**Segmento di testo:**
.....
# Periodico cessato



## Cleo07

Ciao a tutti!
mi dareste qualche consiglio su come tradurre queste due espressioni? 

La prima è Periodico cessato


Grazie! 



Mi auto-rispondo per quanto riguarda 'periodico cessato' , se non mi sbaglio la forma corretta dovrebbe essere 'Périodique arrêté' .


----------



## matoupaschat

Ciao Cleo07 e benvenut@ in WRF,



> La prima è Periodico cessato
> se non mi sbaglio la forma corretta dovrebbe essere 'Périodique arrêté'



Ci vorrebbe un po' più di contesto, anche per confermare.


----------



## Cleo07

Ciao matoupaschat!
Grazie mille 

la frase per intero sarebbe la seguente:

_ I 3.500 periodici cessati presenti nel catalogo possono essere richiesti al servizio di distribuzione._


----------



## matoupaschat

Suppongo che si tratti di periodici che pur sempre pubblicati non si trovano più in certe edicole. All'edicola qua vicino, dicono che "la revue n'est pas en service", allora, per far corto, direi "revue/périodique hors service/HS".
.....
**Estratto dei dati:**
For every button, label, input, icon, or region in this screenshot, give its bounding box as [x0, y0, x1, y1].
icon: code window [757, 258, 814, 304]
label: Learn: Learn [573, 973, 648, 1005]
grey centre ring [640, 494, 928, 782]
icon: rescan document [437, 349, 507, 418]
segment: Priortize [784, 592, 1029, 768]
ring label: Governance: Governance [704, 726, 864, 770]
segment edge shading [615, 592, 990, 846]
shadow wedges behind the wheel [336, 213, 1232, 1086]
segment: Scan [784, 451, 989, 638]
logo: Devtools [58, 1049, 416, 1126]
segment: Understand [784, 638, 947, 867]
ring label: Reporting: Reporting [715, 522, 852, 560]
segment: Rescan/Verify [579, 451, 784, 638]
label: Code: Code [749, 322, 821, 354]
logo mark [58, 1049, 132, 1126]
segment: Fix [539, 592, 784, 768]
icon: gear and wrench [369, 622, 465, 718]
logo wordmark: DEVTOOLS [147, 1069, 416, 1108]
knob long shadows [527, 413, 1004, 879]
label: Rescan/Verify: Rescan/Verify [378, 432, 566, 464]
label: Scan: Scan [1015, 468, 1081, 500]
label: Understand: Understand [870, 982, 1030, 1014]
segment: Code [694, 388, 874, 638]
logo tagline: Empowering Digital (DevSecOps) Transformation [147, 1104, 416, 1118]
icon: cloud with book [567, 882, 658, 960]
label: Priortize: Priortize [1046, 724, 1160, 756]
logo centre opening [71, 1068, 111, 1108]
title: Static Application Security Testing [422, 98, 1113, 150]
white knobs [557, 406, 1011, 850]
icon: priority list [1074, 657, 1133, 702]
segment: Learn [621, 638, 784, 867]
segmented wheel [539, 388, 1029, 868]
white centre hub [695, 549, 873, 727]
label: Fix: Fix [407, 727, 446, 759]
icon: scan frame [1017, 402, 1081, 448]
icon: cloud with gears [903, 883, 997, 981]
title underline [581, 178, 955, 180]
.....
**Attività da svolgere:**
a – Trascriva fedelmente il passo della discussione sul periodico cessato che si apre con le parole contenenti "Ciao Cleo07 e" e si chiude con "anche per confermare.".
b – Risponda alle seguenti domande sulla discussione sul periodico cessato:
(i) Quale forma francese propone Cleo07 per "periodico cessato" rispondendo a sé stessa?
(ii) Secondo la frase completa riportata da Cleo07, a quale servizio possono essere richiesti i periodici cessati presenti nel catalogo?
(iii) Quale espressione suggerisce infine matoupaschat?
c – Prosegua la discussione sul periodico cessato a partire dall'ultimo messaggio riportato.
Le righe non hanno alcun legame con la discussione sul periodico cessato.

**Risultati per attività:**
a –
Ciao Cleo07 e benvenut@ in WRF,



> La prima è Periodico cessato
> se non mi sbaglio la forma corretta dovrebbe essere 'Périodique arrêté'



Ci vorrebbe un po' più di contesto, anche per confermare.

b –
(i) 'Périodique arrêté'.
(ii) Al servizio di distribuzione.
(iii) "revue/périodique hors service/HS".

c –
----------



## Cleo07

Penso che sia un'ottima soluzione anche questa!
Però il contesto della mia traduzione è bibliotecario e ho trovato alcuni utilizzi di _Périodique arrêté _ad esempio in siti come il seguente:

http://www.jubil.upmc.fr/fr/bibliotheques_medecine/bib_dechaume/collections_dechaume.html

dove a périodiques en cours de réception viene contrapposto  périodiques arrêtés


----------



## Cleo07

Ora che ci penso però la differenza potrebbe essere un'altra.
Potrebbero esserci i periodici cessati perché non più prodotti dalla casa editrice, e i periodici che sono ancora in produzione ma per cui la biblioteca non ha più rinnovato l'abbonamento ...


----------



## matoupaschat

Beh, io vivo in Belgio (l'uso può differire leggermente dalla Francia) e stavo parlando di uso comune. Ad ogni modo se lo hai trovato documentato a quel livello, c'è poco da ridire.


> Potrebbero esserci i periodici cessati perché non più prodotti dalla casa editrice, e i periodici che sono ancora in produzione ma per cui la biblioteca non ha più rinnovato l'abbonamento ...


Più verosimile!


----------



## Cleo07

Ok, allora vada per périodiques arrêtés!

merci beaucoup!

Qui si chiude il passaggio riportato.